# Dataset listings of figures
<<<<
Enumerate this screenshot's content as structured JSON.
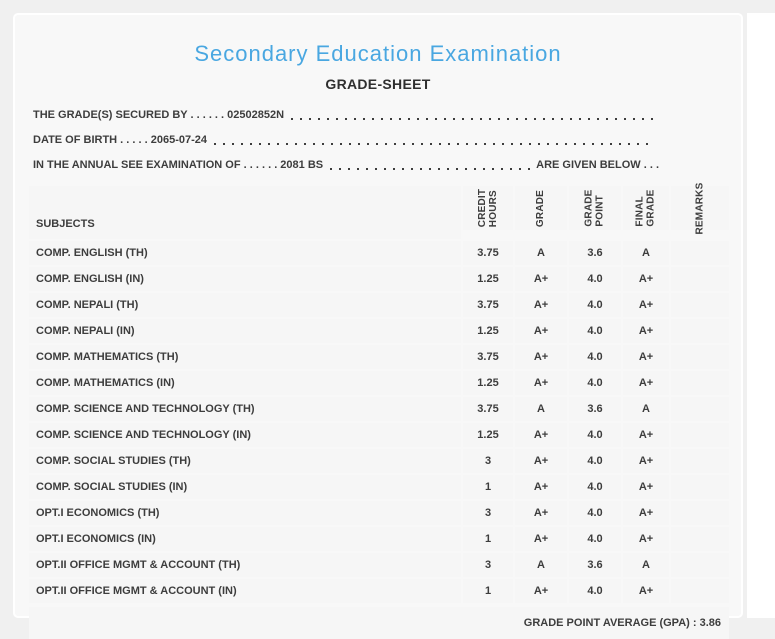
{
  "header": {
    "title": "Secondary Education Examination",
    "subtitle": "GRADE-SHEET"
  },
  "info": {
    "lines": [
      {
        "text": "THE GRADE(S) SECURED BY . . . . . . 02502852N",
        "suffix": ""
      },
      {
        "text": "DATE OF BIRTH . . . . . 2065-07-24",
        "suffix": ""
      },
      {
        "text": "IN THE ANNUAL SEE EXAMINATION OF . . . . . . 2081 BS",
        "suffix": "ARE GIVEN BELOW . . ."
      }
    ]
  },
  "table": {
    "subjects_header": "SUBJECTS",
    "rotated_columns": [
      {
        "name": "credit-hours",
        "lines": [
          "CREDIT",
          "HOURS"
        ]
      },
      {
        "name": "grade",
        "lines": [
          "GRADE"
        ]
      },
      {
        "name": "grade-point",
        "lines": [
          "GRADE",
          "POINT"
        ]
      },
      {
        "name": "final-grade",
        "lines": [
          "FINAL",
          "GRADE"
        ]
      },
      {
        "name": "remarks",
        "lines": [
          "REMARKS"
        ]
      }
    ],
    "rows": [
      {
        "subject": "COMP. ENGLISH (TH)",
        "credit_hours": "3.75",
        "grade": "A",
        "grade_point": "3.6",
        "final_grade": "A",
        "remarks": ""
      },
      {
        "subject": "COMP. ENGLISH (IN)",
        "credit_hours": "1.25",
        "grade": "A+",
        "grade_point": "4.0",
        "final_grade": "A+",
        "remarks": ""
      },
      {
        "subject": "COMP. NEPALI (TH)",
        "credit_hours": "3.75",
        "grade": "A+",
        "grade_point": "4.0",
        "final_grade": "A+",
        "remarks": ""
      },
      {
        "subject": "COMP. NEPALI (IN)",
        "credit_hours": "1.25",
        "grade": "A+",
        "grade_point": "4.0",
        "final_grade": "A+",
        "remarks": ""
      },
      {
        "subject": "COMP. MATHEMATICS (TH)",
        "credit_hours": "3.75",
        "grade": "A+",
        "grade_point": "4.0",
        "final_grade": "A+",
        "remarks": ""
      },
      {
        "subject": "COMP. MATHEMATICS (IN)",
        "credit_hours": "1.25",
        "grade": "A+",
        "grade_point": "4.0",
        "final_grade": "A+",
        "remarks": ""
      },
      {
        "subject": "COMP. SCIENCE AND TECHNOLOGY (TH)",
        "credit_hours": "3.75",
        "grade": "A",
        "grade_point": "3.6",
        "final_grade": "A",
        "remarks": ""
      },
      {
        "subject": "COMP. SCIENCE AND TECHNOLOGY (IN)",
        "credit_hours": "1.25",
        "grade": "A+",
        "grade_point": "4.0",
        "final_grade": "A+",
        "remarks": ""
      },
      {
        "subject": "COMP. SOCIAL STUDIES (TH)",
        "credit_hours": "3",
        "grade": "A+",
        "grade_point": "4.0",
        "final_grade": "A+",
        "remarks": ""
      },
      {
        "subject": "COMP. SOCIAL STUDIES (IN)",
        "credit_hours": "1",
        "grade": "A+",
        "grade_point": "4.0",
        "final_grade": "A+",
        "remarks": ""
      },
      {
        "subject": "OPT.I ECONOMICS (TH)",
        "credit_hours": "3",
        "grade": "A+",
        "grade_point": "4.0",
        "final_grade": "A+",
        "remarks": ""
      },
      {
        "subject": "OPT.I ECONOMICS (IN)",
        "credit_hours": "1",
        "grade": "A+",
        "grade_point": "4.0",
        "final_grade": "A+",
        "remarks": ""
      },
      {
        "subject": "OPT.II OFFICE MGMT & ACCOUNT (TH)",
        "credit_hours": "3",
        "grade": "A",
        "grade_point": "3.6",
        "final_grade": "A",
        "remarks": ""
      },
      {
        "subject": "OPT.II OFFICE MGMT & ACCOUNT (IN)",
        "credit_hours": "1",
        "grade": "A+",
        "grade_point": "4.0",
        "final_grade": "A+",
        "remarks": ""
      }
    ]
  },
  "footer": {
    "gpa_text": "GRADE POINT AVERAGE (GPA) : 3.86"
  },
  "colors": {
    "accent_blue": "#49a7e1",
    "text_dark": "#3d3d3d",
    "card_bg": "#f8f8f8",
    "grid_line": "#ffffff"
  }
}
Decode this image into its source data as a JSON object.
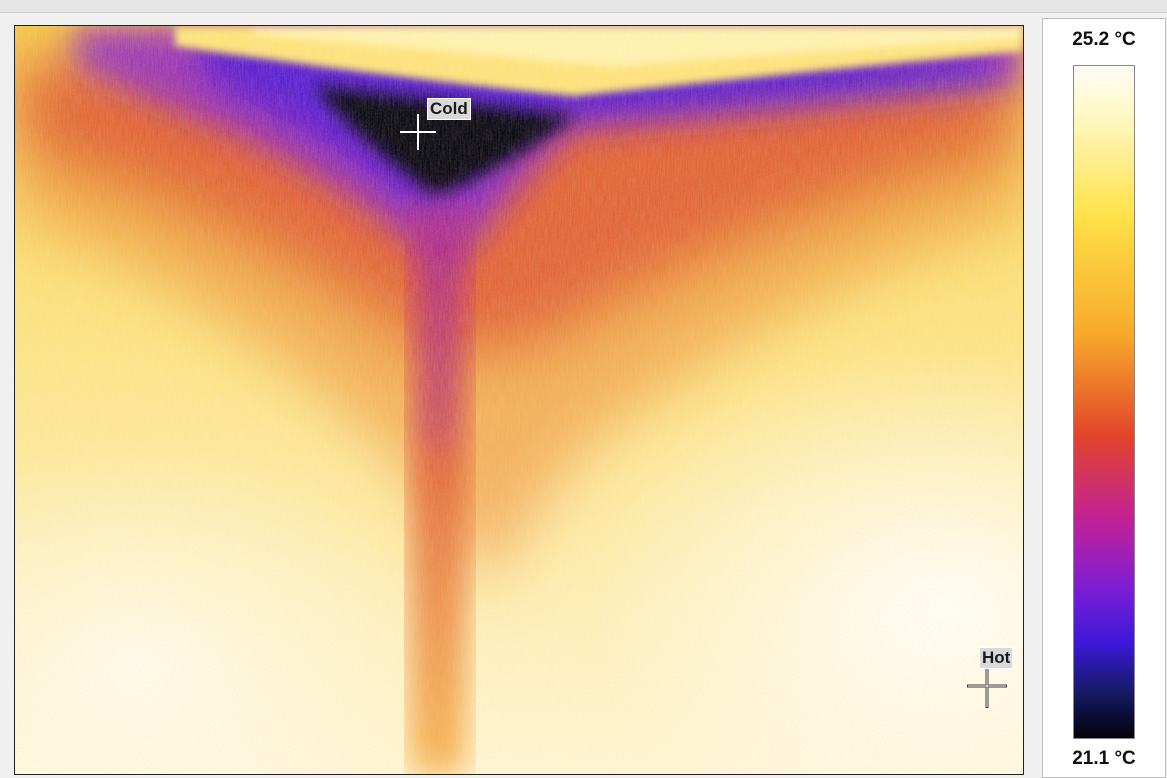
{
  "thermal_view": {
    "markers": {
      "cold": {
        "label": "Cold"
      },
      "hot": {
        "label": "Hot"
      }
    }
  },
  "color_scale": {
    "max_label": "25.2 °C",
    "min_label": "21.1 °C",
    "palette": [
      "#02020a",
      "#161a66",
      "#3a18d6",
      "#7a1ed6",
      "#c0209a",
      "#e2452a",
      "#f7a92a",
      "#ffe24a",
      "#fff7c0",
      "#fffdf6"
    ]
  }
}
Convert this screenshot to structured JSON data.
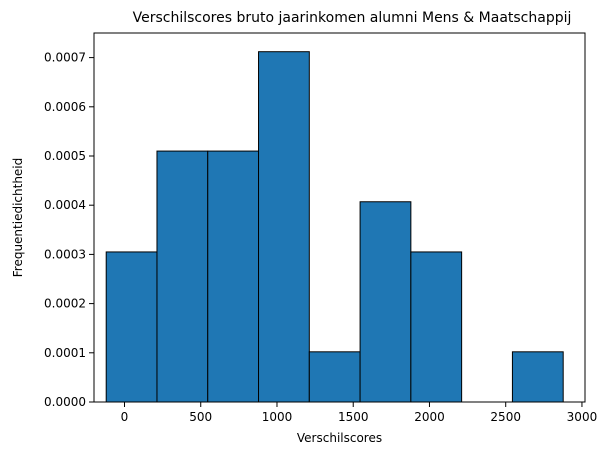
{
  "chart_data": {
    "type": "histogram",
    "title": "Verschilscores bruto jaarinkomen alumni Mens & Maatschappij",
    "xlabel": "Verschilscores",
    "ylabel": "Frequentiedichtheid",
    "xlim": [
      -200,
      3020
    ],
    "ylim": [
      0,
      0.00075
    ],
    "xticks": [
      0,
      500,
      1000,
      1500,
      2000,
      2500,
      3000
    ],
    "xtick_labels": [
      "0",
      "500",
      "1000",
      "1500",
      "2000",
      "2500",
      "3000"
    ],
    "yticks": [
      0,
      0.0001,
      0.0002,
      0.0003,
      0.0004,
      0.0005,
      0.0006,
      0.0007
    ],
    "ytick_labels": [
      "0.0000",
      "0.0001",
      "0.0002",
      "0.0003",
      "0.0004",
      "0.0005",
      "0.0006",
      "0.0007"
    ],
    "bin_edges": [
      -120,
      213,
      546,
      879,
      1212,
      1545,
      1878,
      2211,
      2544,
      2877
    ],
    "values": [
      0.000305,
      0.00051,
      0.00051,
      0.000712,
      0.000102,
      0.000407,
      0.000305,
      0.0,
      0.000102
    ],
    "grid": false,
    "colors": {
      "bar_fill": "#1f77b4",
      "bar_edge": "#000000"
    }
  }
}
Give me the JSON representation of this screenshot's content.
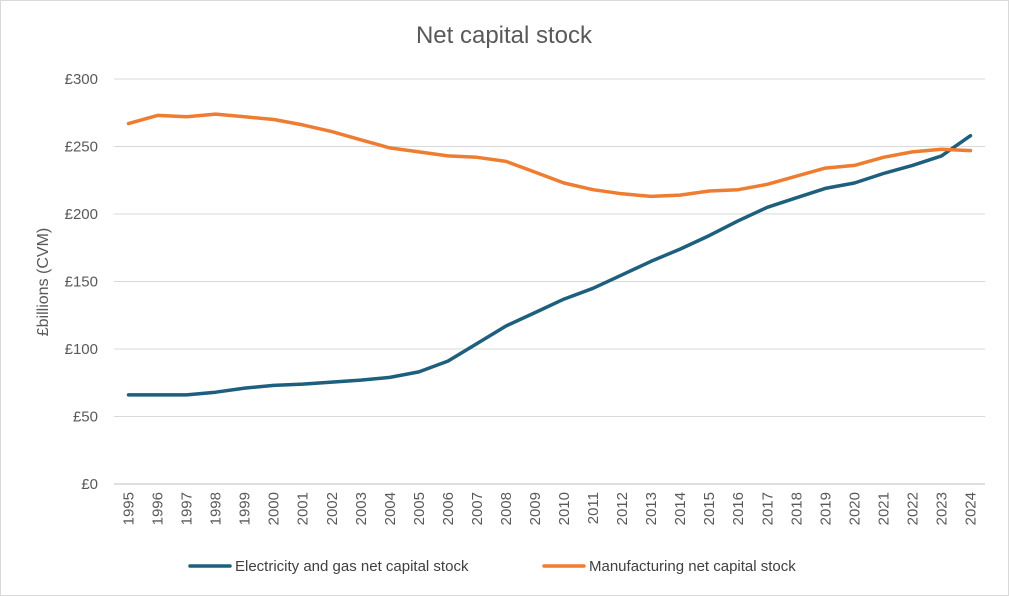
{
  "chart_data": {
    "type": "line",
    "title": "Net capital stock",
    "xlabel": "",
    "ylabel": "£billions (CVM)",
    "ylim": [
      0,
      300
    ],
    "yticks": [
      0,
      50,
      100,
      150,
      200,
      250,
      300
    ],
    "ytick_labels": [
      "£0",
      "£50",
      "£100",
      "£150",
      "£200",
      "£250",
      "£300"
    ],
    "grid": true,
    "legend_position": "bottom",
    "x": [
      "1995",
      "1996",
      "1997",
      "1998",
      "1999",
      "2000",
      "2001",
      "2002",
      "2003",
      "2004",
      "2005",
      "2006",
      "2007",
      "2008",
      "2009",
      "2010",
      "2011",
      "2012",
      "2013",
      "2014",
      "2015",
      "2016",
      "2017",
      "2018",
      "2019",
      "2020",
      "2021",
      "2022",
      "2023",
      "2024"
    ],
    "series": [
      {
        "name": "Electricity and gas net capital stock",
        "color": "#1f5f7e",
        "values": [
          66,
          66,
          66,
          68,
          71,
          73,
          74,
          75.5,
          77,
          79,
          83,
          91,
          104,
          117,
          127,
          137,
          145,
          155,
          165,
          174,
          184,
          195,
          205,
          212,
          219,
          223,
          230,
          236,
          243,
          258
        ]
      },
      {
        "name": "Manufacturing net capital stock",
        "color": "#ee7d31",
        "values": [
          267,
          273,
          272,
          274,
          272,
          270,
          266,
          261,
          255,
          249,
          246,
          243,
          242,
          239,
          231,
          223,
          218,
          215,
          213,
          214,
          217,
          218,
          222,
          228,
          234,
          236,
          242,
          246,
          248,
          247
        ]
      }
    ]
  }
}
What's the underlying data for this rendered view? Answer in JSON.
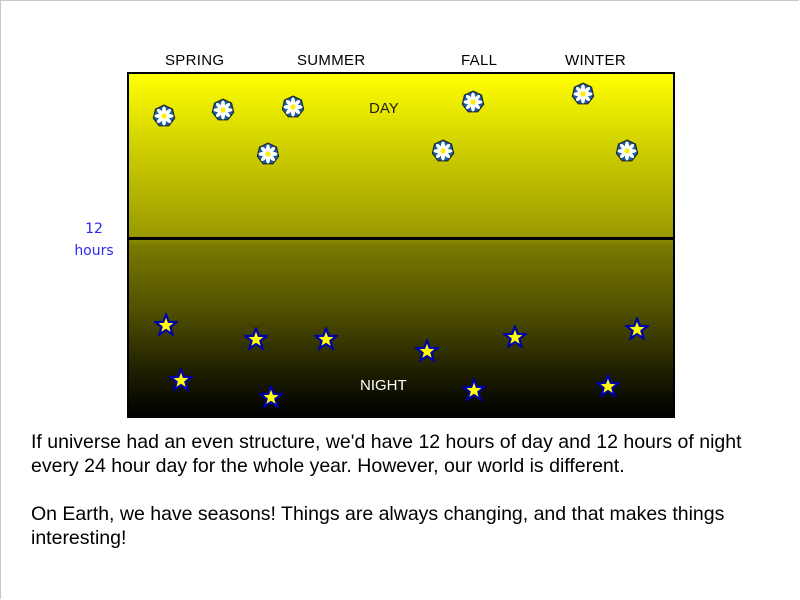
>>>>
# Work instructions
Work out how many lines of the data above contain the string "NEPALI" and give the number alone.

# Worked answer
2